• **Objective**:
All of the data should be output character for character, except the pictures.

Dataset records
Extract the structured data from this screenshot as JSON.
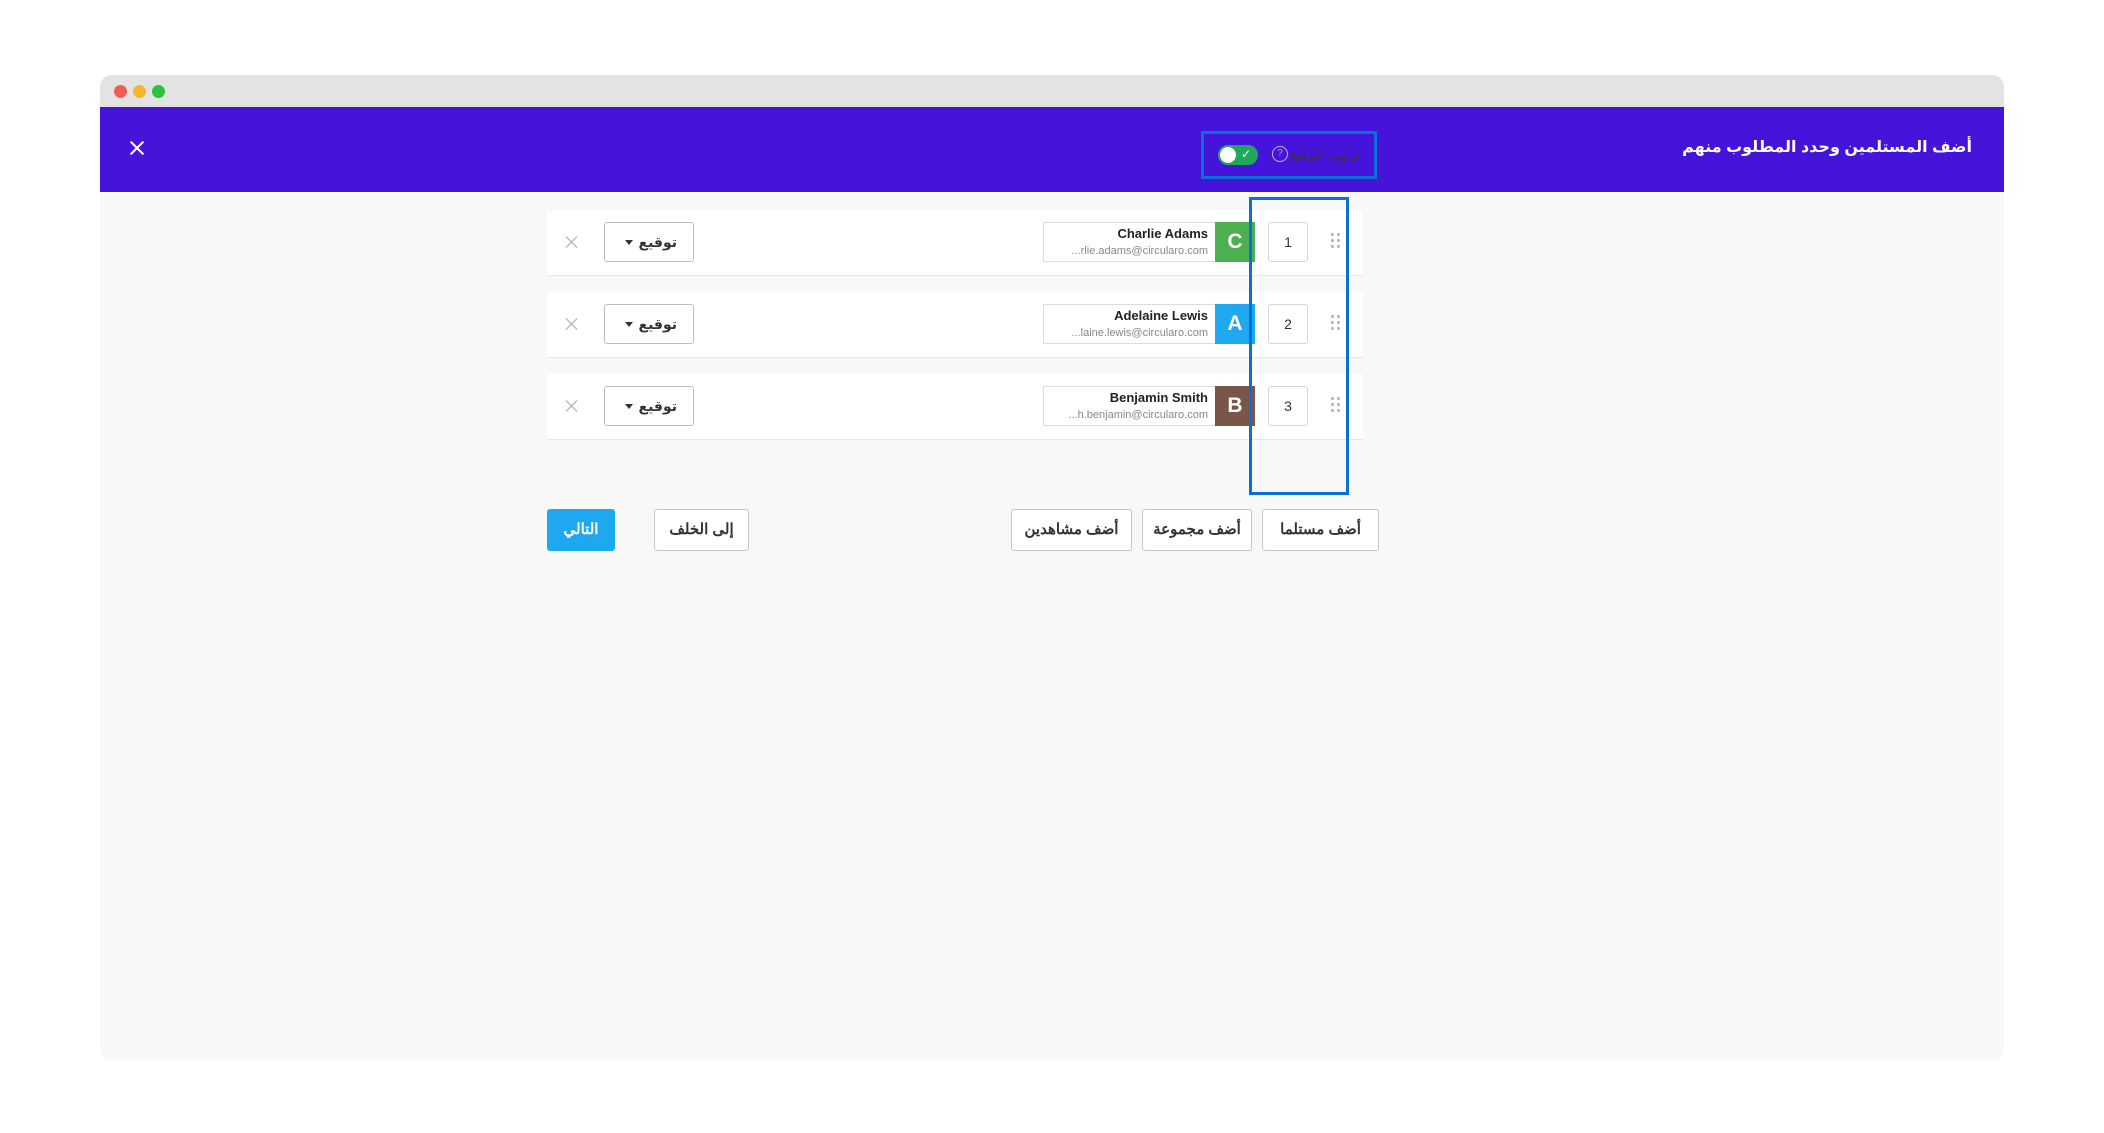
{
  "header": {
    "title": "أضف المستلمين وحدد المطلوب منهم"
  },
  "signing_order": {
    "label": "ترتيب التوقيع",
    "help": "?",
    "enabled": true,
    "toggle_check": "✓"
  },
  "recipients": [
    {
      "order": "1",
      "initial": "C",
      "avatar_color": "#4caf50",
      "name": "Charlie Adams",
      "email": "...rlie.adams@circularo.com",
      "role": "توقيع"
    },
    {
      "order": "2",
      "initial": "A",
      "avatar_color": "#1ea8f0",
      "name": "Adelaine Lewis",
      "email": "...laine.lewis@circularo.com",
      "role": "توقيع"
    },
    {
      "order": "3",
      "initial": "B",
      "avatar_color": "#79554a",
      "name": "Benjamin Smith",
      "email": "...h.benjamin@circularo.com",
      "role": "توقيع"
    }
  ],
  "actions": {
    "add_recipient": "أضف مستلما",
    "add_group": "أضف مجموعة",
    "add_viewers": "أضف مشاهدين",
    "back": "إلى الخلف",
    "next": "التالي"
  },
  "colors": {
    "header": "#4613da",
    "accent": "#1ea8f0",
    "toggle_on": "#21a85a",
    "highlight": "#0a6fd6"
  }
}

• **Problem solution**:
Extract the structured data from this screenshot as JSON.
{
  "header": {
    "title": "أضف المستلمين وحدد المطلوب منهم"
  },
  "signing_order": {
    "label": "ترتيب التوقيع",
    "help": "?",
    "enabled": true,
    "toggle_check": "✓"
  },
  "recipients": [
    {
      "order": "1",
      "initial": "C",
      "avatar_color": "#4caf50",
      "name": "Charlie Adams",
      "email": "...rlie.adams@circularo.com",
      "role": "توقيع"
    },
    {
      "order": "2",
      "initial": "A",
      "avatar_color": "#1ea8f0",
      "name": "Adelaine Lewis",
      "email": "...laine.lewis@circularo.com",
      "role": "توقيع"
    },
    {
      "order": "3",
      "initial": "B",
      "avatar_color": "#79554a",
      "name": "Benjamin Smith",
      "email": "...h.benjamin@circularo.com",
      "role": "توقيع"
    }
  ],
  "actions": {
    "add_recipient": "أضف مستلما",
    "add_group": "أضف مجموعة",
    "add_viewers": "أضف مشاهدين",
    "back": "إلى الخلف",
    "next": "التالي"
  },
  "colors": {
    "header": "#4613da",
    "accent": "#1ea8f0",
    "toggle_on": "#21a85a",
    "highlight": "#0a6fd6"
  }
}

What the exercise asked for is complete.